SOURCE RECORDS.
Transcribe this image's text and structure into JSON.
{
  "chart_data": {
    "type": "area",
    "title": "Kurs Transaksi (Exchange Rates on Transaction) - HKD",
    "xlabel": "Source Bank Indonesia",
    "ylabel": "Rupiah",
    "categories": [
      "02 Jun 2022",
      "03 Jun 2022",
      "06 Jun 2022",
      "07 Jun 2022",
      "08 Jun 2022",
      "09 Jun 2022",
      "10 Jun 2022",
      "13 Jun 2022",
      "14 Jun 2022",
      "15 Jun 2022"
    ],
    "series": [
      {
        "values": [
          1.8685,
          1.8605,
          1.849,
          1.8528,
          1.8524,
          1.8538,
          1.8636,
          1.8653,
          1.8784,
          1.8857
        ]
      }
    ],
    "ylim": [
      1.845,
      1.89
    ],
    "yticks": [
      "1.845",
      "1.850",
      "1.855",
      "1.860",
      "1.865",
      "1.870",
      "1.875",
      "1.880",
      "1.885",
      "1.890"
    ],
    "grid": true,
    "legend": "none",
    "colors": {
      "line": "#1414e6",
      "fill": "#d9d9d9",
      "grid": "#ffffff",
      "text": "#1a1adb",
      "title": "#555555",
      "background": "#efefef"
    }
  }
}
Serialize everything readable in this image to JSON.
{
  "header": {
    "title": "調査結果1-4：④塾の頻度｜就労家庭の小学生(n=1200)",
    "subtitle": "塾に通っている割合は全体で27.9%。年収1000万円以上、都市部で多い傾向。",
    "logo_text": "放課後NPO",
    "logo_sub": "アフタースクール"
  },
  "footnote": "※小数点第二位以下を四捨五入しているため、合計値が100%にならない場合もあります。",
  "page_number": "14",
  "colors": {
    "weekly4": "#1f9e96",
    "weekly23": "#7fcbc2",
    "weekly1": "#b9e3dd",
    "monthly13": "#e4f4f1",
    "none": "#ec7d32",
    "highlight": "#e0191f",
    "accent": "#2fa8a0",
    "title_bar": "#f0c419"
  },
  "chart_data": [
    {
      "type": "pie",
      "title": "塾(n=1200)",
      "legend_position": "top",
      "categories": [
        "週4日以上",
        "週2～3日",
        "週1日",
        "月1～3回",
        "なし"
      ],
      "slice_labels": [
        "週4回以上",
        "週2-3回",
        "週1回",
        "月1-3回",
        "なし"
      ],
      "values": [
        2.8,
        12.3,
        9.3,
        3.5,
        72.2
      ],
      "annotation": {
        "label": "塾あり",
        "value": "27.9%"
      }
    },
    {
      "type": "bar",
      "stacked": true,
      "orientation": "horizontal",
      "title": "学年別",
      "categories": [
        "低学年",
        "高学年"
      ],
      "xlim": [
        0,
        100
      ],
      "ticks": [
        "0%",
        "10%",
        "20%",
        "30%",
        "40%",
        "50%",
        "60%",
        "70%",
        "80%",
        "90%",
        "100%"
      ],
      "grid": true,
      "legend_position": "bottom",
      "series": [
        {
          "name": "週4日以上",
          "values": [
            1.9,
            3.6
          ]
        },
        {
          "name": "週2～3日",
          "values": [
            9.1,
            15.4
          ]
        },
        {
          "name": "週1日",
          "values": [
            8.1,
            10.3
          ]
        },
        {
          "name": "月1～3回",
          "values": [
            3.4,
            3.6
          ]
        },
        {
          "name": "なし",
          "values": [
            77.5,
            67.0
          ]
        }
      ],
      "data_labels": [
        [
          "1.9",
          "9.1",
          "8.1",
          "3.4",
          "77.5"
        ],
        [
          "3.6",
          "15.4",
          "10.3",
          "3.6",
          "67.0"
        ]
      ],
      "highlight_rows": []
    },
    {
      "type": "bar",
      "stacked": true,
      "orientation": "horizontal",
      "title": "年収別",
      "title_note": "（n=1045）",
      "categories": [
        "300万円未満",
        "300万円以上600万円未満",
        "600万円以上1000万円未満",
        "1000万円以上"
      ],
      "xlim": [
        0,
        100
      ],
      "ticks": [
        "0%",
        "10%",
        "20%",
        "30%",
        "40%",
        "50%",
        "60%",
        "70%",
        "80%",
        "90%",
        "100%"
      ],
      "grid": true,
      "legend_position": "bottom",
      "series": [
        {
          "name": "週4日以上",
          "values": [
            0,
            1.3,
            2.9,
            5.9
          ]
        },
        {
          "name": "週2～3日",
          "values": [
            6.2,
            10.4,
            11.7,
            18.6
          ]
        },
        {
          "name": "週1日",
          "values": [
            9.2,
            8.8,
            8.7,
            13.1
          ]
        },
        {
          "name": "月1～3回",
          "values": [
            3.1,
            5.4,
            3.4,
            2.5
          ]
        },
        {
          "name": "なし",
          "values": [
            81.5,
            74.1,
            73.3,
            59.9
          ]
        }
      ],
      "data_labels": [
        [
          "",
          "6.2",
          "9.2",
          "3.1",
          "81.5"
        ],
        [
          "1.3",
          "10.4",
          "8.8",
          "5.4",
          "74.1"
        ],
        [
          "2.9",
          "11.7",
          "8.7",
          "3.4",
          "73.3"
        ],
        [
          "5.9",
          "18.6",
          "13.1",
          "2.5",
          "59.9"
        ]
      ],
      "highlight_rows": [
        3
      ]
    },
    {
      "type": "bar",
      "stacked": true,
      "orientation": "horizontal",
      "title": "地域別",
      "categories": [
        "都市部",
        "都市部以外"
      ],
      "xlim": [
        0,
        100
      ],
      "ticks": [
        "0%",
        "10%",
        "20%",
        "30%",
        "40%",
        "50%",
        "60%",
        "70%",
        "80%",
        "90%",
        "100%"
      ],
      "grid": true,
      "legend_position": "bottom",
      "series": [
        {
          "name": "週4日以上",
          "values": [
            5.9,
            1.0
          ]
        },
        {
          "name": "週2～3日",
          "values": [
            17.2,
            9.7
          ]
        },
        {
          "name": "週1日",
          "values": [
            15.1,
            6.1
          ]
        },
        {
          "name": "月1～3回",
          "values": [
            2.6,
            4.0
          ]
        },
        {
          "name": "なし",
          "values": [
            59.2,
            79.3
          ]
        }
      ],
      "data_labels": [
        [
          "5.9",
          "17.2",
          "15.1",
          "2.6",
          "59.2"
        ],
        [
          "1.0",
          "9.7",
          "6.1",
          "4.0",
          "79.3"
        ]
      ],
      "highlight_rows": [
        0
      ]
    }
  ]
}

WORK TO DO.
From the listing above, pick out every line containing "JSON".

EXPECTED OUTPUT.
Transcribe this image's text and structure into JSON.
Serialize everything readable in this image to JSON.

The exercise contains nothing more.